**Problem:** Select, from the material below, each line with "source" in it.

**Dataset records:**

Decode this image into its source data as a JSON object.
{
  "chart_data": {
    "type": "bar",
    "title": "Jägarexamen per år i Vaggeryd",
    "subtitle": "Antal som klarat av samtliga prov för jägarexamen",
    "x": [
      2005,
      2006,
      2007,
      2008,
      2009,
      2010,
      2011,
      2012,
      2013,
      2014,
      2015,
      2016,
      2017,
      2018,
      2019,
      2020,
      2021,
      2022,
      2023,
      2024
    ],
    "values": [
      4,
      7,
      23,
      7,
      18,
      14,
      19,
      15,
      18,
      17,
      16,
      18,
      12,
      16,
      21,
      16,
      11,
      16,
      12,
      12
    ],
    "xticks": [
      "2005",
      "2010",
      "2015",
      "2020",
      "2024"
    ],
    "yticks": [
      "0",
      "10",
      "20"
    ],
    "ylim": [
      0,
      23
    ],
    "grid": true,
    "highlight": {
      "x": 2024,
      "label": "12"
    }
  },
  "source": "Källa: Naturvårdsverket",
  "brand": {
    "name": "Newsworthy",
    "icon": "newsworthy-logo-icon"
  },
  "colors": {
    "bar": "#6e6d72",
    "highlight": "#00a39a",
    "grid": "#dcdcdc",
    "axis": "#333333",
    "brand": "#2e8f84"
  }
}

**Result of this task:**
Decode this image into its source data as a JSON object.
  "source": "Källa: Naturvårdsverket",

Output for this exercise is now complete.